START

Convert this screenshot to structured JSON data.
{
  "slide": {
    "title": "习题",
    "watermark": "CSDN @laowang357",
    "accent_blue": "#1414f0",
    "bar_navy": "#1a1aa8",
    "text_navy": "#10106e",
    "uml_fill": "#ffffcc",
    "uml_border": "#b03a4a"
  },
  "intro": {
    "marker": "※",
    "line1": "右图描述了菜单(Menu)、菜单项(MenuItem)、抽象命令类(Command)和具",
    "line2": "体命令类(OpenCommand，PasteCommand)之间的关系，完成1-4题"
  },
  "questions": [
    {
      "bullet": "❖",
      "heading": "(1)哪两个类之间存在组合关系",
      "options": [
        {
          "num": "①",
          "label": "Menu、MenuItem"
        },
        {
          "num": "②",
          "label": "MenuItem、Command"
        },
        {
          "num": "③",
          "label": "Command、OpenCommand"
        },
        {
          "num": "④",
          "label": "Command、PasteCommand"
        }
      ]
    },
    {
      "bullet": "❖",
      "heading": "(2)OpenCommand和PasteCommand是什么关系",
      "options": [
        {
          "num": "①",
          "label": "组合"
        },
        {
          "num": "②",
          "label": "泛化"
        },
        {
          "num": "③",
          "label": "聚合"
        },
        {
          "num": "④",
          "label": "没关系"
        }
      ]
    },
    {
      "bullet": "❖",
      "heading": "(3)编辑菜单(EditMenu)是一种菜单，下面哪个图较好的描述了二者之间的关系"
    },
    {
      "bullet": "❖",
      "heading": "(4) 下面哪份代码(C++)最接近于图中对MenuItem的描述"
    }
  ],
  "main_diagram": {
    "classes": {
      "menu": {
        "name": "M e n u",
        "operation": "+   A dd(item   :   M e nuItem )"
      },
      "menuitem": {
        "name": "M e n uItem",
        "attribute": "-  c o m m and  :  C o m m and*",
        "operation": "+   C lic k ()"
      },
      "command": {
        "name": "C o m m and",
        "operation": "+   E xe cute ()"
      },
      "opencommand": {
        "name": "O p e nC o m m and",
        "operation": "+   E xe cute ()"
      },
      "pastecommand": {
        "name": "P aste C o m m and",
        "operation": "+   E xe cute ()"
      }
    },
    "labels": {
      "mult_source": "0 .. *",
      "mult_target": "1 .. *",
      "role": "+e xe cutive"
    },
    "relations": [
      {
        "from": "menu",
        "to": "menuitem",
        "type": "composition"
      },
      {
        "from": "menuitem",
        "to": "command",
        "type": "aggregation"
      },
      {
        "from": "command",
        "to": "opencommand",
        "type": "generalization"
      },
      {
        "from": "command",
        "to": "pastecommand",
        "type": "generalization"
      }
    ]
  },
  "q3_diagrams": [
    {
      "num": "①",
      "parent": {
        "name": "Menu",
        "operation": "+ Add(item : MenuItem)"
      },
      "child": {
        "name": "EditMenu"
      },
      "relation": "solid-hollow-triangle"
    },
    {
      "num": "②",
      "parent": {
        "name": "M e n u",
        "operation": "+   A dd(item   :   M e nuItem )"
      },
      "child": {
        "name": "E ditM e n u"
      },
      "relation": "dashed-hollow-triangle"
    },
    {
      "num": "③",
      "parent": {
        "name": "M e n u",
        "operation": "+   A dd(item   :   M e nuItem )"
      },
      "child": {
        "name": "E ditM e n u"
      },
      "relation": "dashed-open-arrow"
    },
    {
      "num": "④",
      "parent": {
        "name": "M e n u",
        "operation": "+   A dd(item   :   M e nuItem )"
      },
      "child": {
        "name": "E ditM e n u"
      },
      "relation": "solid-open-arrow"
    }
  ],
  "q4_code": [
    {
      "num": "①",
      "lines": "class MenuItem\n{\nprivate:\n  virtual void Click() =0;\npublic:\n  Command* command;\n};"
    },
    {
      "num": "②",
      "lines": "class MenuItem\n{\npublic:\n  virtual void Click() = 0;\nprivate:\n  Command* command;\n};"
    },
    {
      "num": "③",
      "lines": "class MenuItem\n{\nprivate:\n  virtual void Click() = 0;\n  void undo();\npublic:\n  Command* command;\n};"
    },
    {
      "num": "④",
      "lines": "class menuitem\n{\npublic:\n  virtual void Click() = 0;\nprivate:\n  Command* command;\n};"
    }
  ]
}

END

- [What you will do]:
Repeat the material from above exactly, word for word.

- [Completed exercise]:
Convert this screenshot to structured JSON data.
{
  "slide": {
    "title": "习题",
    "watermark": "CSDN @laowang357",
    "accent_blue": "#1414f0",
    "bar_navy": "#1a1aa8",
    "text_navy": "#10106e",
    "uml_fill": "#ffffcc",
    "uml_border": "#b03a4a"
  },
  "intro": {
    "marker": "※",
    "line1": "右图描述了菜单(Menu)、菜单项(MenuItem)、抽象命令类(Command)和具",
    "line2": "体命令类(OpenCommand，PasteCommand)之间的关系，完成1-4题"
  },
  "questions": [
    {
      "bullet": "❖",
      "heading": "(1)哪两个类之间存在组合关系",
      "options": [
        {
          "num": "①",
          "label": "Menu、MenuItem"
        },
        {
          "num": "②",
          "label": "MenuItem、Command"
        },
        {
          "num": "③",
          "label": "Command、OpenCommand"
        },
        {
          "num": "④",
          "label": "Command、PasteCommand"
        }
      ]
    },
    {
      "bullet": "❖",
      "heading": "(2)OpenCommand和PasteCommand是什么关系",
      "options": [
        {
          "num": "①",
          "label": "组合"
        },
        {
          "num": "②",
          "label": "泛化"
        },
        {
          "num": "③",
          "label": "聚合"
        },
        {
          "num": "④",
          "label": "没关系"
        }
      ]
    },
    {
      "bullet": "❖",
      "heading": "(3)编辑菜单(EditMenu)是一种菜单，下面哪个图较好的描述了二者之间的关系"
    },
    {
      "bullet": "❖",
      "heading": "(4) 下面哪份代码(C++)最接近于图中对MenuItem的描述"
    }
  ],
  "main_diagram": {
    "classes": {
      "menu": {
        "name": "M e n u",
        "operation": "+   A dd(item   :   M e nuItem )"
      },
      "menuitem": {
        "name": "M e n uItem",
        "attribute": "-  c o m m and  :  C o m m and*",
        "operation": "+   C lic k ()"
      },
      "command": {
        "name": "C o m m and",
        "operation": "+   E xe cute ()"
      },
      "opencommand": {
        "name": "O p e nC o m m and",
        "operation": "+   E xe cute ()"
      },
      "pastecommand": {
        "name": "P aste C o m m and",
        "operation": "+   E xe cute ()"
      }
    },
    "labels": {
      "mult_source": "0 .. *",
      "mult_target": "1 .. *",
      "role": "+e xe cutive"
    },
    "relations": [
      {
        "from": "menu",
        "to": "menuitem",
        "type": "composition"
      },
      {
        "from": "menuitem",
        "to": "command",
        "type": "aggregation"
      },
      {
        "from": "command",
        "to": "opencommand",
        "type": "generalization"
      },
      {
        "from": "command",
        "to": "pastecommand",
        "type": "generalization"
      }
    ]
  },
  "q3_diagrams": [
    {
      "num": "①",
      "parent": {
        "name": "Menu",
        "operation": "+ Add(item : MenuItem)"
      },
      "child": {
        "name": "EditMenu"
      },
      "relation": "solid-hollow-triangle"
    },
    {
      "num": "②",
      "parent": {
        "name": "M e n u",
        "operation": "+   A dd(item   :   M e nuItem )"
      },
      "child": {
        "name": "E ditM e n u"
      },
      "relation": "dashed-hollow-triangle"
    },
    {
      "num": "③",
      "parent": {
        "name": "M e n u",
        "operation": "+   A dd(item   :   M e nuItem )"
      },
      "child": {
        "name": "E ditM e n u"
      },
      "relation": "dashed-open-arrow"
    },
    {
      "num": "④",
      "parent": {
        "name": "M e n u",
        "operation": "+   A dd(item   :   M e nuItem )"
      },
      "child": {
        "name": "E ditM e n u"
      },
      "relation": "solid-open-arrow"
    }
  ],
  "q4_code": [
    {
      "num": "①",
      "lines": "class MenuItem\n{\nprivate:\n  virtual void Click() =0;\npublic:\n  Command* command;\n};"
    },
    {
      "num": "②",
      "lines": "class MenuItem\n{\npublic:\n  virtual void Click() = 0;\nprivate:\n  Command* command;\n};"
    },
    {
      "num": "③",
      "lines": "class MenuItem\n{\nprivate:\n  virtual void Click() = 0;\n  void undo();\npublic:\n  Command* command;\n};"
    },
    {
      "num": "④",
      "lines": "class menuitem\n{\npublic:\n  virtual void Click() = 0;\nprivate:\n  Command* command;\n};"
    }
  ]
}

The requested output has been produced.